• Challenges:
A. According to the human rights museum text below, on what date did Elizabeth II unveil the building's cornerstone?
B. Name every genocide that the human rights museum text below says is recognized by Canada.
C. Reproduce verbatim the passage of the human rights museum text that begins at the words "2. Indigenous perspectives." and stops after "4. Canadian journeys.".

For the construction of the Hall of Hope full of illuminated alabaster ramps, more than 3.500m² and 15.000 tiles of alabaster were used, making it the biggest project ever done with alabaster.
On 3 July 2010, Elizabeth II, Queen of Canada, unveiled the building's cornerstone. The stone bears the Queen's royal cypher and has embedded in it a piece of stone from the ruins of St. Mary's Priory, at Runnymede, England, where it is believed the Magna Carta was approved in 1215 by King John.
At the time of its opening in September 2014 there were ten permanent galleries:
  1. What are human rights?
  2. Indigenous perspectives.
  3. :This includes a "circular movie about First Nations concepts of rights and responsibilities to each other and the land." Curator Lee-Ann Martin described contemporary installation artist Rebecca Belmore's "Trace", a 2-1/2-storey "ceramic blanket" commissioned by the CMHR. This blanket is part of a series by Winnipeg-based Anishinaabe artist Belmore that "expose the traumatic history and ongoing violence against Aboriginal people."
  4. Canadian journeys.
  5. :This includes "prominent exhibits" on residential schools, "missing and murdered aboriginal women," "forced relocation of Inuit." as well as Japanese during World War II, disabilities from Ryerson University, Chinese head tax, the Underground Railroad, Komagata Maru and the Winnipeg General Strike.
  6. Protecting rights in Canada
  7. Examining the Holocaust and other genocides.
  8. :The gallery on genocide includes the five genocides recognized by Canada: the Holocaust, the Holodomor, the Armenian genocide, the Rwandan genocide and the Bosnian ethnic cleansing.

• Data lines:

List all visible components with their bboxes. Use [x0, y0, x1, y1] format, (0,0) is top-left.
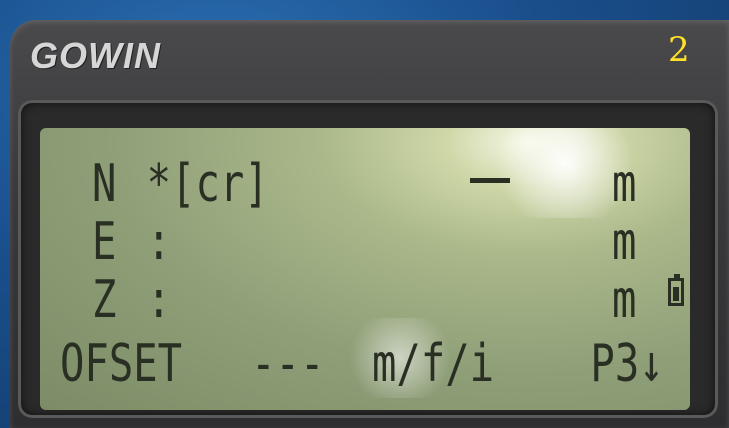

• The responses:
A. 3 July 2010

B.
- the Holocaust
- the Holodomor
- the Armenian genocide
- the Rwandan genocide
- the Bosnian ethnic cleansing

C.
2. Indigenous perspectives.
  3. :This includes a "circular movie about First Nations concepts of rights and responsibilities to each other and the land." Curator Lee-Ann Martin described contemporary installation artist Rebecca Belmore's "Trace", a 2-1/2-storey "ceramic blanket" commissioned by the CMHR. This blanket is part of a series by Winnipeg-based Anishinaabe artist Belmore that "expose the traumatic history and ongoing violence against Aboriginal people."
  4. Canadian journeys.